[Start Available records]

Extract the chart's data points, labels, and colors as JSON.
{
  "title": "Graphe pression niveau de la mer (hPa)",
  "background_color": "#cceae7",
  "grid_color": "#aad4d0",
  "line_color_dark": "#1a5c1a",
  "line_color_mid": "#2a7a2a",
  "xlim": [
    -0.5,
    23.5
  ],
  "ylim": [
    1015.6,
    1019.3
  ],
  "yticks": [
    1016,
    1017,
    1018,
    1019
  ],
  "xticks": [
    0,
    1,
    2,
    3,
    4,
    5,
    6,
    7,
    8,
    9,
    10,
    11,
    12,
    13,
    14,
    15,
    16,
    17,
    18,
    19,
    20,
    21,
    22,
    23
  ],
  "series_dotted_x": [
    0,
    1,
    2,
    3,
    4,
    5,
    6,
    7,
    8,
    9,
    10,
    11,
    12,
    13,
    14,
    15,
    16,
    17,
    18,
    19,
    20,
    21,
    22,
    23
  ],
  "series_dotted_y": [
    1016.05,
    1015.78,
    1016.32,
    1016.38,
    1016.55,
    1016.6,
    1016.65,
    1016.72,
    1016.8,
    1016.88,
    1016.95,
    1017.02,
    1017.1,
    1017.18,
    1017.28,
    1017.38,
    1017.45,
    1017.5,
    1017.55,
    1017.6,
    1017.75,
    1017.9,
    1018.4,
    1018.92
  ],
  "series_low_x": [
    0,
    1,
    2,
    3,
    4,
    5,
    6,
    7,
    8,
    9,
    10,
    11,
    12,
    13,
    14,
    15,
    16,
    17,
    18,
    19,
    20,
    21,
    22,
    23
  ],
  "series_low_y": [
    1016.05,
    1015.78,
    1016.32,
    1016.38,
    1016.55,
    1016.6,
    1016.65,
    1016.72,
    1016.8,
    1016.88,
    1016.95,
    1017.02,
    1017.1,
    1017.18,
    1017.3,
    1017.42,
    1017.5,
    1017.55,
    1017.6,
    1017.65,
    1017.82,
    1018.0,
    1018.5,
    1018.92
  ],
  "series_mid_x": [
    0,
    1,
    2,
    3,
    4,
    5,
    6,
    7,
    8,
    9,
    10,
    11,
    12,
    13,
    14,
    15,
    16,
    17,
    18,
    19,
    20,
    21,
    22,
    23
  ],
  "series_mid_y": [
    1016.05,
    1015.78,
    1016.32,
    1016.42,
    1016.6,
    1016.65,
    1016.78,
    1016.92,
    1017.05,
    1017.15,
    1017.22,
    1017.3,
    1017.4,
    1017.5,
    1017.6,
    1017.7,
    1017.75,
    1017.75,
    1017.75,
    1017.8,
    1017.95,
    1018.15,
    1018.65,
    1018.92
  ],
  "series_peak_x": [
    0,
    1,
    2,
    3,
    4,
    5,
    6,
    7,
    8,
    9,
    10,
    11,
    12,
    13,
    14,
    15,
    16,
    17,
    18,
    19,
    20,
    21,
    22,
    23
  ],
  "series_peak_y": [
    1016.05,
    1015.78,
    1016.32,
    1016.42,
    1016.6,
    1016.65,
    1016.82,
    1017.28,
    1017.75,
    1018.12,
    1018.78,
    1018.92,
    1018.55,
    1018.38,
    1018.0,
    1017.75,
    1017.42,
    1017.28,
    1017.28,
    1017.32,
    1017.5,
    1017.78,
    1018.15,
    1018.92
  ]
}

[End Available records]

> **Given instruction**: Make an exact copy of every line in the data.

> **Solution for this exercise**:
Extract the chart's data points, labels, and colors as JSON.
{
  "title": "Graphe pression niveau de la mer (hPa)",
  "background_color": "#cceae7",
  "grid_color": "#aad4d0",
  "line_color_dark": "#1a5c1a",
  "line_color_mid": "#2a7a2a",
  "xlim": [
    -0.5,
    23.5
  ],
  "ylim": [
    1015.6,
    1019.3
  ],
  "yticks": [
    1016,
    1017,
    1018,
    1019
  ],
  "xticks": [
    0,
    1,
    2,
    3,
    4,
    5,
    6,
    7,
    8,
    9,
    10,
    11,
    12,
    13,
    14,
    15,
    16,
    17,
    18,
    19,
    20,
    21,
    22,
    23
  ],
  "series_dotted_x": [
    0,
    1,
    2,
    3,
    4,
    5,
    6,
    7,
    8,
    9,
    10,
    11,
    12,
    13,
    14,
    15,
    16,
    17,
    18,
    19,
    20,
    21,
    22,
    23
  ],
  "series_dotted_y": [
    1016.05,
    1015.78,
    1016.32,
    1016.38,
    1016.55,
    1016.6,
    1016.65,
    1016.72,
    1016.8,
    1016.88,
    1016.95,
    1017.02,
    1017.1,
    1017.18,
    1017.28,
    1017.38,
    1017.45,
    1017.5,
    1017.55,
    1017.6,
    1017.75,
    1017.9,
    1018.4,
    1018.92
  ],
  "series_low_x": [
    0,
    1,
    2,
    3,
    4,
    5,
    6,
    7,
    8,
    9,
    10,
    11,
    12,
    13,
    14,
    15,
    16,
    17,
    18,
    19,
    20,
    21,
    22,
    23
  ],
  "series_low_y": [
    1016.05,
    1015.78,
    1016.32,
    1016.38,
    1016.55,
    1016.6,
    1016.65,
    1016.72,
    1016.8,
    1016.88,
    1016.95,
    1017.02,
    1017.1,
    1017.18,
    1017.3,
    1017.42,
    1017.5,
    1017.55,
    1017.6,
    1017.65,
    1017.82,
    1018.0,
    1018.5,
    1018.92
  ],
  "series_mid_x": [
    0,
    1,
    2,
    3,
    4,
    5,
    6,
    7,
    8,
    9,
    10,
    11,
    12,
    13,
    14,
    15,
    16,
    17,
    18,
    19,
    20,
    21,
    22,
    23
  ],
  "series_mid_y": [
    1016.05,
    1015.78,
    1016.32,
    1016.42,
    1016.6,
    1016.65,
    1016.78,
    1016.92,
    1017.05,
    1017.15,
    1017.22,
    1017.3,
    1017.4,
    1017.5,
    1017.6,
    1017.7,
    1017.75,
    1017.75,
    1017.75,
    1017.8,
    1017.95,
    1018.15,
    1018.65,
    1018.92
  ],
  "series_peak_x": [
    0,
    1,
    2,
    3,
    4,
    5,
    6,
    7,
    8,
    9,
    10,
    11,
    12,
    13,
    14,
    15,
    16,
    17,
    18,
    19,
    20,
    21,
    22,
    23
  ],
  "series_peak_y": [
    1016.05,
    1015.78,
    1016.32,
    1016.42,
    1016.6,
    1016.65,
    1016.82,
    1017.28,
    1017.75,
    1018.12,
    1018.78,
    1018.92,
    1018.55,
    1018.38,
    1018.0,
    1017.75,
    1017.42,
    1017.28,
    1017.28,
    1017.32,
    1017.5,
    1017.78,
    1018.15,
    1018.92
  ]
}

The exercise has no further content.